TASK DETAILS
Print the listing below exactly.

Records from a data source
○ ○ ○ ○

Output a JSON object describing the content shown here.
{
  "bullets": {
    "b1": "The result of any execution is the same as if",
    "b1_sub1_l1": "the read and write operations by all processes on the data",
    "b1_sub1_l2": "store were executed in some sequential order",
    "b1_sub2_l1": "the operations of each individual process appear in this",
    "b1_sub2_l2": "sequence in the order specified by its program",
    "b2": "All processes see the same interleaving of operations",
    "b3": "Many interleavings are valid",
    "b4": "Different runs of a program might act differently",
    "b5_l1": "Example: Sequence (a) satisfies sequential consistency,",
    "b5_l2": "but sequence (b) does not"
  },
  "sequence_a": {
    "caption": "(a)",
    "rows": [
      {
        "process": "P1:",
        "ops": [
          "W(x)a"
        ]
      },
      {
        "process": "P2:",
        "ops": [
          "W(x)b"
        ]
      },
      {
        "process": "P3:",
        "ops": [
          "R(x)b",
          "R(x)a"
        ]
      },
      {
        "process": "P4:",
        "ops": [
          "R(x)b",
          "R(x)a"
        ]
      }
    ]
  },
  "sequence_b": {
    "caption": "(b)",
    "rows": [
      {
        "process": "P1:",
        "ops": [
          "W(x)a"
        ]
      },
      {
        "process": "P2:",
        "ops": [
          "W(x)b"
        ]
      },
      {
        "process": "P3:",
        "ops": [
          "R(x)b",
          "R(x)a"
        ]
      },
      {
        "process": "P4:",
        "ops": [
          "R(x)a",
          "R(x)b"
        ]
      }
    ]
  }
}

○ ○ ○ ○

THE SOLUTION
Output a JSON object describing the content shown here.
{
  "bullets": {
    "b1": "The result of any execution is the same as if",
    "b1_sub1_l1": "the read and write operations by all processes on the data",
    "b1_sub1_l2": "store were executed in some sequential order",
    "b1_sub2_l1": "the operations of each individual process appear in this",
    "b1_sub2_l2": "sequence in the order specified by its program",
    "b2": "All processes see the same interleaving of operations",
    "b3": "Many interleavings are valid",
    "b4": "Different runs of a program might act differently",
    "b5_l1": "Example: Sequence (a) satisfies sequential consistency,",
    "b5_l2": "but sequence (b) does not"
  },
  "sequence_a": {
    "caption": "(a)",
    "rows": [
      {
        "process": "P1:",
        "ops": [
          "W(x)a"
        ]
      },
      {
        "process": "P2:",
        "ops": [
          "W(x)b"
        ]
      },
      {
        "process": "P3:",
        "ops": [
          "R(x)b",
          "R(x)a"
        ]
      },
      {
        "process": "P4:",
        "ops": [
          "R(x)b",
          "R(x)a"
        ]
      }
    ]
  },
  "sequence_b": {
    "caption": "(b)",
    "rows": [
      {
        "process": "P1:",
        "ops": [
          "W(x)a"
        ]
      },
      {
        "process": "P2:",
        "ops": [
          "W(x)b"
        ]
      },
      {
        "process": "P3:",
        "ops": [
          "R(x)b",
          "R(x)a"
        ]
      },
      {
        "process": "P4:",
        "ops": [
          "R(x)a",
          "R(x)b"
        ]
      }
    ]
  }
}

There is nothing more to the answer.